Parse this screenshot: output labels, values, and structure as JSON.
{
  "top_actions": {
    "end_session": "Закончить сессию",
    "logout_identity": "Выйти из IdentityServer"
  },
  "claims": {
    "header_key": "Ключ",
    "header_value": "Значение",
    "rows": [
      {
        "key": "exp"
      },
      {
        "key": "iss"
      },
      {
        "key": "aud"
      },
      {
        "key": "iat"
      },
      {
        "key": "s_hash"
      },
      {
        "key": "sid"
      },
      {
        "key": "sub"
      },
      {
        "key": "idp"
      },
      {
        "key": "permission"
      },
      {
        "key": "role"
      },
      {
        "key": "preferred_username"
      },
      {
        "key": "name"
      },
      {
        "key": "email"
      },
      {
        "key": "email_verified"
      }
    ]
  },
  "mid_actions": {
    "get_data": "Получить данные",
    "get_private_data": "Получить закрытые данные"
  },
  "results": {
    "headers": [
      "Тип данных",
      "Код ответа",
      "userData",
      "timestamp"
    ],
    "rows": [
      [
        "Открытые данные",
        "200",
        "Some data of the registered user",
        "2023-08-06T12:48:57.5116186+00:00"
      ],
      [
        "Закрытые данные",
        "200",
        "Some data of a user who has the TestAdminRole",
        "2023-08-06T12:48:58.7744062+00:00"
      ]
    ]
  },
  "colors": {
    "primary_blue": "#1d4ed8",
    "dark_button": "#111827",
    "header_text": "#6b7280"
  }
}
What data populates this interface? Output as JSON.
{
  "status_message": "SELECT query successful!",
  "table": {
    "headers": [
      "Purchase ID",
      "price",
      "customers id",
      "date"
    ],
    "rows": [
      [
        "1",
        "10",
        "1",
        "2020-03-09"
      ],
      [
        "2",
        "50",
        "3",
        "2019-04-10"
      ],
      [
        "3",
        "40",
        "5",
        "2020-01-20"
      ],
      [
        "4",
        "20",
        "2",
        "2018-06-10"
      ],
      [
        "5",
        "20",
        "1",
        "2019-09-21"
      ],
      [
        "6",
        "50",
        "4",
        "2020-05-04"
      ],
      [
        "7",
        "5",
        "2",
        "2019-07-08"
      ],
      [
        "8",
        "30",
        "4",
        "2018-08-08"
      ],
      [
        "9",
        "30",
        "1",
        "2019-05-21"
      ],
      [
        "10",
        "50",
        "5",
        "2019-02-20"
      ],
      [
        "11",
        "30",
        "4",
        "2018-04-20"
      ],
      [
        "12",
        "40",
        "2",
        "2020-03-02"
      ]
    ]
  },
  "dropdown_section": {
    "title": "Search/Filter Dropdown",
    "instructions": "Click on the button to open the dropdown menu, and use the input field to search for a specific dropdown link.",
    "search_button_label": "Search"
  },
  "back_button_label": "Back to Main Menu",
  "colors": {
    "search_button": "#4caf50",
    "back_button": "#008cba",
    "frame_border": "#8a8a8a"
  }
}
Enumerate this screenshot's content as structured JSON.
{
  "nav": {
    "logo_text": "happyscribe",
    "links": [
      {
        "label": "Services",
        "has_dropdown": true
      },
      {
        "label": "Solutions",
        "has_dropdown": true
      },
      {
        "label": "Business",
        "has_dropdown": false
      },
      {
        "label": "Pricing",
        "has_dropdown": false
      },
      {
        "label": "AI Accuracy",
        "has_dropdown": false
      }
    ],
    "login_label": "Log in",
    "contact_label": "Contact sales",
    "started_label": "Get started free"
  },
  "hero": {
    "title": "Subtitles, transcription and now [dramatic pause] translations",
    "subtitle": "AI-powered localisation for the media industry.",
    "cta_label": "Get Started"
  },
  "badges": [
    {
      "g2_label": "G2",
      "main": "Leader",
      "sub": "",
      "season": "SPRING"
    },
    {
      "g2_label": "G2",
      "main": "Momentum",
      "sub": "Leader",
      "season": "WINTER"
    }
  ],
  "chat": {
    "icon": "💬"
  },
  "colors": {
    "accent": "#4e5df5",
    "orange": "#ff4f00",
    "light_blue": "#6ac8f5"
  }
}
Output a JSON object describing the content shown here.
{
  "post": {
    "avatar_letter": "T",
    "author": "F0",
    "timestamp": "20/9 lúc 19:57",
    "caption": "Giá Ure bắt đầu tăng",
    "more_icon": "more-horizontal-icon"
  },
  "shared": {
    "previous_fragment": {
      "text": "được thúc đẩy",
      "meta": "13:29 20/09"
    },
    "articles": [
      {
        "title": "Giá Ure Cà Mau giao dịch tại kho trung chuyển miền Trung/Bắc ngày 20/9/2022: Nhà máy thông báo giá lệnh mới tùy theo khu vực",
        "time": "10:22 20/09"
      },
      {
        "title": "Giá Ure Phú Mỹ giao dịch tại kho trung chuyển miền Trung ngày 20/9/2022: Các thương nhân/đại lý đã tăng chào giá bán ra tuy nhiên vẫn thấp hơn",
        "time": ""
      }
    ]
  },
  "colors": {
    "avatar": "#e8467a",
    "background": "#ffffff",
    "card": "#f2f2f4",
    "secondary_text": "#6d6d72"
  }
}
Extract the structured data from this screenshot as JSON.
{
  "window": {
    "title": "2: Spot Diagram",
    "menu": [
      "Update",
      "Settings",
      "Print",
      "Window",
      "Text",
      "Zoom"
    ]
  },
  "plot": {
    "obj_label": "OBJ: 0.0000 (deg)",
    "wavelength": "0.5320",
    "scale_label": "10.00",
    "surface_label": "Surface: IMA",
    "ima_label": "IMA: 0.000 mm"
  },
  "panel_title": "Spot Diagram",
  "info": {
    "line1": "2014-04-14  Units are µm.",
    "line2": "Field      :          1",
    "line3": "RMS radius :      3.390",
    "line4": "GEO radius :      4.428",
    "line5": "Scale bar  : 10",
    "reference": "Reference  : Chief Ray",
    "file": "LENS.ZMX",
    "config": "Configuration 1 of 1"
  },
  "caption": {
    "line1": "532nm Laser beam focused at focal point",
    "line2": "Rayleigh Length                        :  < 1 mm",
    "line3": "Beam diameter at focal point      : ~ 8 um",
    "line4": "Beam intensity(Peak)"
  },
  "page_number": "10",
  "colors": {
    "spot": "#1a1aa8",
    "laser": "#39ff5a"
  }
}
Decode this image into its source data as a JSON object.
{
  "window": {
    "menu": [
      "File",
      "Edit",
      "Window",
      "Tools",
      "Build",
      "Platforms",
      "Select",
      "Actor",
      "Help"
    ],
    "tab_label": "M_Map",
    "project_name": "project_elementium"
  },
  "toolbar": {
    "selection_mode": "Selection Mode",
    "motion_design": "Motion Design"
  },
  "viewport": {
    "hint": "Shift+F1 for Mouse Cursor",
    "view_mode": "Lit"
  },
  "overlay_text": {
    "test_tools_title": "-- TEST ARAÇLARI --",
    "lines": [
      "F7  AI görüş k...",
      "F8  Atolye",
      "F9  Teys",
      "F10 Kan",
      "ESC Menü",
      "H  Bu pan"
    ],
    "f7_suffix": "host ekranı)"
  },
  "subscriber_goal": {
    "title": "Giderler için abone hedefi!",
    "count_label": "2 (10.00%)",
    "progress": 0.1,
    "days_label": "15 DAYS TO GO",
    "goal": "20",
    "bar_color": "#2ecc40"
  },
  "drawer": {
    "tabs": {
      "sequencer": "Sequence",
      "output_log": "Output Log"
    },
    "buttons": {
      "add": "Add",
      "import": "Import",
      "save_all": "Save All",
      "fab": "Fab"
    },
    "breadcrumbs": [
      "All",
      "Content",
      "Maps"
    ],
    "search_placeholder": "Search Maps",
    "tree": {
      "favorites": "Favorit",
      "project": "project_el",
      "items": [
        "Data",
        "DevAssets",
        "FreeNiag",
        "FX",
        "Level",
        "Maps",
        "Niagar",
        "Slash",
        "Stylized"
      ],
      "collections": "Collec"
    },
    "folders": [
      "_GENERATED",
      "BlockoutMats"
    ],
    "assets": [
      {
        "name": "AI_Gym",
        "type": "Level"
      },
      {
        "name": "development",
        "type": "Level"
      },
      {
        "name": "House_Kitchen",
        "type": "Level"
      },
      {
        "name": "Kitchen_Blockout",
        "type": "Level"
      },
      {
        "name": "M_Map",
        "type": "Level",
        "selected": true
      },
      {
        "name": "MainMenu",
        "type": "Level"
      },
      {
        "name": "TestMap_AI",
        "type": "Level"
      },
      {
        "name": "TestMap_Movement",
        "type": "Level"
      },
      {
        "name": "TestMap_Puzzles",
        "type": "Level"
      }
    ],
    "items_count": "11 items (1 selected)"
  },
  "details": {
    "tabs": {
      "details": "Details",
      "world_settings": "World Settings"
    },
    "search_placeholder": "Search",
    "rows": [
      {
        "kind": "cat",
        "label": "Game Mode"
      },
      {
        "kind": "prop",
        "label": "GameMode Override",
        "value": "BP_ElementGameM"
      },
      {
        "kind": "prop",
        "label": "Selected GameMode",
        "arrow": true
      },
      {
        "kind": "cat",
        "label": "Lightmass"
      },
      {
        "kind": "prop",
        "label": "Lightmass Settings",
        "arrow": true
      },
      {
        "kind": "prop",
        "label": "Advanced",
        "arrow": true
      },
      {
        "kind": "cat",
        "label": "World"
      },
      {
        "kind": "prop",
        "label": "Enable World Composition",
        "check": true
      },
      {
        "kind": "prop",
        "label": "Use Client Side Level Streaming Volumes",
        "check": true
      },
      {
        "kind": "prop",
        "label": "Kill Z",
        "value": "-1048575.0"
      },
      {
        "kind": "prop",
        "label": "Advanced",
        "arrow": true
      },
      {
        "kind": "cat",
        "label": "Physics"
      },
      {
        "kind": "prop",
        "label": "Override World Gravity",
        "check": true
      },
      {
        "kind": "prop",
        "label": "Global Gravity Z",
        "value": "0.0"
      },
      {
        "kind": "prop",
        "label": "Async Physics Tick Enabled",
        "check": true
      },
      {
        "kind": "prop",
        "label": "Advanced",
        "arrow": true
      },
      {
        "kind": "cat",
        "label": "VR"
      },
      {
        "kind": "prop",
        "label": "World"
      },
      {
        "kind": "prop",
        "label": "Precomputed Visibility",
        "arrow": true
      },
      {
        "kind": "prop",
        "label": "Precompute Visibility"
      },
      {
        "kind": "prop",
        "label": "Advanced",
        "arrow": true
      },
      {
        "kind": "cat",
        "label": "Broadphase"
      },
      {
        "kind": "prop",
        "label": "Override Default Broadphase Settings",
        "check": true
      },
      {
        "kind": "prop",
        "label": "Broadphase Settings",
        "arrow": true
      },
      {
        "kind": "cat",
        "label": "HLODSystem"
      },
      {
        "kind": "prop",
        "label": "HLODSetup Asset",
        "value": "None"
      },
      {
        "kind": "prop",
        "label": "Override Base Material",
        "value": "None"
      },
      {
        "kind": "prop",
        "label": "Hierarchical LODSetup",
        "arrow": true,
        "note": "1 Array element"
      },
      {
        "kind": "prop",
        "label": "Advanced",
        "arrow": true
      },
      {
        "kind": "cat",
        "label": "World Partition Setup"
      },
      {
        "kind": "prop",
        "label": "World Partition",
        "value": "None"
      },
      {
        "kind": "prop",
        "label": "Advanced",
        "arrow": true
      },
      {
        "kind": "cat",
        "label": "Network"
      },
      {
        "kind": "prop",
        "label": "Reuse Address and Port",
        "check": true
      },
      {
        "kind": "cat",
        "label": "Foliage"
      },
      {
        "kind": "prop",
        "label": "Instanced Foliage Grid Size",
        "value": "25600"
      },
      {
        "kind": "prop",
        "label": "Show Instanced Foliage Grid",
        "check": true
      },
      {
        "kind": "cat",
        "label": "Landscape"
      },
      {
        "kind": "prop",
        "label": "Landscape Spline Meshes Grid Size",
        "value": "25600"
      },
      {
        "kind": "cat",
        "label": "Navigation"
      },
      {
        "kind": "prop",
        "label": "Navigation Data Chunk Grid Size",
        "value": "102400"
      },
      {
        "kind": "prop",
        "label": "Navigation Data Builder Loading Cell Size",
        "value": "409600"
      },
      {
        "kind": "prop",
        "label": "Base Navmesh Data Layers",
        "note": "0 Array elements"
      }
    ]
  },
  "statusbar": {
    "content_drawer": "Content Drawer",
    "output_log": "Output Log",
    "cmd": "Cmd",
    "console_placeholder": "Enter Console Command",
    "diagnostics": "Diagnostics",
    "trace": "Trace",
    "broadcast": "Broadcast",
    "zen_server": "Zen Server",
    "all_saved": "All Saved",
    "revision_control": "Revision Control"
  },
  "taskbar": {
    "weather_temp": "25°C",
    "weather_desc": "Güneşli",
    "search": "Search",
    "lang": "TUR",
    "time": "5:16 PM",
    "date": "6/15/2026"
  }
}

> Task: Of the lines above, how many include the word "items"? Reply with the number alone.

> Task answer: 2